◆ Your objective
Please write out the lines below as a numbered list, leaving out any blank lines.

* start Task material *

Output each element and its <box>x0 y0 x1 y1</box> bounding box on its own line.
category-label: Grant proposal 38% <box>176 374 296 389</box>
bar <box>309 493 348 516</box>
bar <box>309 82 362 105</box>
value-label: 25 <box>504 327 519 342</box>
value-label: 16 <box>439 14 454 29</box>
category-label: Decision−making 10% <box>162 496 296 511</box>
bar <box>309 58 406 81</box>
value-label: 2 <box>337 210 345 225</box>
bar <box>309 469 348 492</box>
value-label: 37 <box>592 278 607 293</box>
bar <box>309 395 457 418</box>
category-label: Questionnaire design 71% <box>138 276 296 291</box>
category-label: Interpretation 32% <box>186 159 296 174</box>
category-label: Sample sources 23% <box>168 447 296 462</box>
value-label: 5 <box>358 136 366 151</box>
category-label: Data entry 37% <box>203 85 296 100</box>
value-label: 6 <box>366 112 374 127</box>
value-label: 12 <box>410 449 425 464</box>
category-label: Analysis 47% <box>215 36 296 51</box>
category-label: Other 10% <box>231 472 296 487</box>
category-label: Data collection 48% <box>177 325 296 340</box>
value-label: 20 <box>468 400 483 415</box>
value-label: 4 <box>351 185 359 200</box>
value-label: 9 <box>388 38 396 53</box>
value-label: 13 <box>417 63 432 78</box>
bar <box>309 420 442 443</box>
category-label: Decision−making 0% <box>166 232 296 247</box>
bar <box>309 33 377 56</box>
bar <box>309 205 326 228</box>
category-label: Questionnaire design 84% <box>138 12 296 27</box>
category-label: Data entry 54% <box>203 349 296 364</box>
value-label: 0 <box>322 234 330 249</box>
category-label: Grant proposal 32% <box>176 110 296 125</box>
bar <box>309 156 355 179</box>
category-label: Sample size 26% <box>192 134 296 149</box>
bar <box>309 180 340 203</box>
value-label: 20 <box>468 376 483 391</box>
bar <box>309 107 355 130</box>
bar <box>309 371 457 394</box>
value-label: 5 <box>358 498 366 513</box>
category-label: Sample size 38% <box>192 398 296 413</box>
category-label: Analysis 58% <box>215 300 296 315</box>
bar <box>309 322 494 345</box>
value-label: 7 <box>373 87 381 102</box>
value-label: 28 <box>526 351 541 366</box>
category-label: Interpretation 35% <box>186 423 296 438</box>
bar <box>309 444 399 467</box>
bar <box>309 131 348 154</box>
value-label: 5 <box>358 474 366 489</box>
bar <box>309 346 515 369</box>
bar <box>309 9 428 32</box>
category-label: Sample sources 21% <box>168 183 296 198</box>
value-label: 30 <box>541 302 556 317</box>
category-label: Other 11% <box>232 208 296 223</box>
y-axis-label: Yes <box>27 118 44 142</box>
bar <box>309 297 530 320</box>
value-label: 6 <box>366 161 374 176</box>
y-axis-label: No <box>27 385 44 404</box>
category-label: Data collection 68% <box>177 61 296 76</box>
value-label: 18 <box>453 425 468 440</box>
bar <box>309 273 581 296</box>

* end Task material *

◆ Solution
1. Output each element and its <box>x0 y0 x1 y1</box> bounding box on its own line.
2. category-label: Grant proposal 38% <box>176 374 296 389</box>
3. bar <box>309 493 348 516</box>
4. bar <box>309 82 362 105</box>
5. value-label: 25 <box>504 327 519 342</box>
6. value-label: 16 <box>439 14 454 29</box>
7. category-label: Decision−making 10% <box>162 496 296 511</box>
8. bar <box>309 58 406 81</box>
9. value-label: 2 <box>337 210 345 225</box>
10. bar <box>309 469 348 492</box>
11. value-label: 37 <box>592 278 607 293</box>
12. bar <box>309 395 457 418</box>
13. category-label: Questionnaire design 71% <box>138 276 296 291</box>
14. category-label: Interpretation 32% <box>186 159 296 174</box>
15. category-label: Sample sources 23% <box>168 447 296 462</box>
16. value-label: 5 <box>358 136 366 151</box>
17. category-label: Data entry 37% <box>203 85 296 100</box>
18. value-label: 6 <box>366 112 374 127</box>
19. value-label: 12 <box>410 449 425 464</box>
20. category-label: Analysis 47% <box>215 36 296 51</box>
21. category-label: Other 10% <box>231 472 296 487</box>
22. category-label: Data collection 48% <box>177 325 296 340</box>
23. value-label: 20 <box>468 400 483 415</box>
24. value-label: 4 <box>351 185 359 200</box>
25. value-label: 9 <box>388 38 396 53</box>
26. value-label: 13 <box>417 63 432 78</box>
27. bar <box>309 420 442 443</box>
28. category-label: Decision−making 0% <box>166 232 296 247</box>
29. bar <box>309 33 377 56</box>
30. bar <box>309 205 326 228</box>
31. category-label: Questionnaire design 84% <box>138 12 296 27</box>
32. category-label: Data entry 54% <box>203 349 296 364</box>
33. value-label: 0 <box>322 234 330 249</box>
34. category-label: Grant proposal 32% <box>176 110 296 125</box>
35. bar <box>309 156 355 179</box>
36. category-label: Sample size 26% <box>192 134 296 149</box>
37. bar <box>309 180 340 203</box>
38. value-label: 20 <box>468 376 483 391</box>
39. bar <box>309 107 355 130</box>
40. bar <box>309 371 457 394</box>
41. value-label: 5 <box>358 498 366 513</box>
42. category-label: Sample size 38% <box>192 398 296 413</box>
43. category-label: Analysis 58% <box>215 300 296 315</box>
44. bar <box>309 322 494 345</box>
45. value-label: 7 <box>373 87 381 102</box>
46. value-label: 28 <box>526 351 541 366</box>
47. category-label: Interpretation 35% <box>186 423 296 438</box>
48. bar <box>309 444 399 467</box>
49. bar <box>309 131 348 154</box>
50. value-label: 5 <box>358 474 366 489</box>
51. bar <box>309 346 515 369</box>
52. bar <box>309 9 428 32</box>
53. category-label: Sample sources 21% <box>168 183 296 198</box>
54. value-label: 30 <box>541 302 556 317</box>
55. category-label: Other 11% <box>232 208 296 223</box>
56. y-axis-label: Yes <box>27 118 44 142</box>
57. bar <box>309 297 530 320</box>
58. value-label: 6 <box>366 161 374 176</box>
59. y-axis-label: No <box>27 385 44 404</box>
60. category-label: Data collection 68% <box>177 61 296 76</box>
61. value-label: 18 <box>453 425 468 440</box>
62. bar <box>309 273 581 296</box>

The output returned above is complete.